Youth of color: Watched and shot

by Mark Lewis Taylor

Trayvon-Martin-in-hoodie, Youth of color: Watched and shot, News & Views Trayvon Martin and Mumia Abu-Jamal. One is dead. One languished on death row for 30 years. They are separated in age by a generation, separated by different locations and different life-histories, but their stories of being under surveillance, watched and shot, intersect strikingly with each other and with many other people.

Both Trayvon and Mumia were represented by scores of activists converging on Washington, D.C., on April 24, in an Occupy the Justice Department event, which joins the Occupy movement to the resistance movement against the criminalization of youth of color.

Trayvon and Mumia have been respective catalysts for national consciousness about police violence, prosecutorial misconduct and also the dramatic seven-fold increase, since the 1970s, of the U.S. prison population to over 2.4 million people, more than 60 percent of whom are people of color.

The accelerated criminalization of people of color and the poor not only feeds the prisons, it fattens a government and corporate apparatus that grows top-heavy with the wealth concentrated in the economic portfolios of the top “1 percent.” As University of California sociologist Loïc Wacquant observes in his book, “Punishing the Poor,” the rise of the prisons marks a new penal state, where an ethos of surveillance and practices by police and courts “replaces the social state; … undermining its educational and assistance missions by devouring their budgets and stealing their staff.”

Tasks to carry out:
(1) According to the article on youth of color, how does the new penal state undermine the educational and assistance missions of the social state? Answer in one to three sentences.
(2) Decide whether each statement agrees with the article on youth of color. Answer yes or no, and quote the words of the article that decide it.
(a) The Occupy the Justice Department event was held in Washington, D.C., on April 24.
(b) The U.S. prison population has doubled since the 1970s.
(c) Fewer than half of the people in U.S. prisons are people of color.
Answer using only the article on youth of color, with no outside knowledge.

Data extract:
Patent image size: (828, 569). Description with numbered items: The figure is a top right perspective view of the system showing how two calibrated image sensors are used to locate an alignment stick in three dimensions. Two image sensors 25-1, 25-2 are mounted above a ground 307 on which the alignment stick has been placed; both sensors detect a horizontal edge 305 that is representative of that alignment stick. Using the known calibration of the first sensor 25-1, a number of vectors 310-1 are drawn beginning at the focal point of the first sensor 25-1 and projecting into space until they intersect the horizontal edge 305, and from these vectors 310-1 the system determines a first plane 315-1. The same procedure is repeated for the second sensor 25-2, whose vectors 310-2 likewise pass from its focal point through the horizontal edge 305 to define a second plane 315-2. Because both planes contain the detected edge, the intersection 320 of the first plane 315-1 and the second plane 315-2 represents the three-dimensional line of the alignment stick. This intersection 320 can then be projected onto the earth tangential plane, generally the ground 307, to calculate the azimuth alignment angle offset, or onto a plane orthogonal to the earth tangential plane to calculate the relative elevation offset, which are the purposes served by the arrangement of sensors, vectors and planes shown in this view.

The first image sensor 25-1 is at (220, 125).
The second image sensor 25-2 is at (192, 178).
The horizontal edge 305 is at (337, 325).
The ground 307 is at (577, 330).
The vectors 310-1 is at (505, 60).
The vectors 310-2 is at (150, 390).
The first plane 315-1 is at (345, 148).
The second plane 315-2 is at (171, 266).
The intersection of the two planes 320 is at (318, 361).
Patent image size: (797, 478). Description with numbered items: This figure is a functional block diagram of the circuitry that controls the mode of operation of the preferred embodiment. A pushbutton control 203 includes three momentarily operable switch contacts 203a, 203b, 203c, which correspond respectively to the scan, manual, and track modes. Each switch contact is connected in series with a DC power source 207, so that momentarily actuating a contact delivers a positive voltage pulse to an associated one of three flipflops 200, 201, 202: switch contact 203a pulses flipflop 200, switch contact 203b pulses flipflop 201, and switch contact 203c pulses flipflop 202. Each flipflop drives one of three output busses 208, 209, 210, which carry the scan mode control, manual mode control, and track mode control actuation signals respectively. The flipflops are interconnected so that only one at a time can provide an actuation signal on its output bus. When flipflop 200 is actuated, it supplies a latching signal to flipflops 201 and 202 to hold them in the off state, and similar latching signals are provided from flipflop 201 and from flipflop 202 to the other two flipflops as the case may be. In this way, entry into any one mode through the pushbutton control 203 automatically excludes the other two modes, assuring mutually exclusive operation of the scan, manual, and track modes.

Per-task outputs:
(1) The new penal state undermines those missions by devouring their budgets and stealing their staff. This is Loïc Wacquant's account, in which police and court surveillance and practices replace the social state.

(2)
(a) Yes: "converging on Washington, D.C., on April 24, in an Occupy the Justice Department event"
(b) No: "the dramatic seven-fold increase, since the 1970s, of the U.S. prison population"
(c) No: "more than 60 percent of whom are people of color"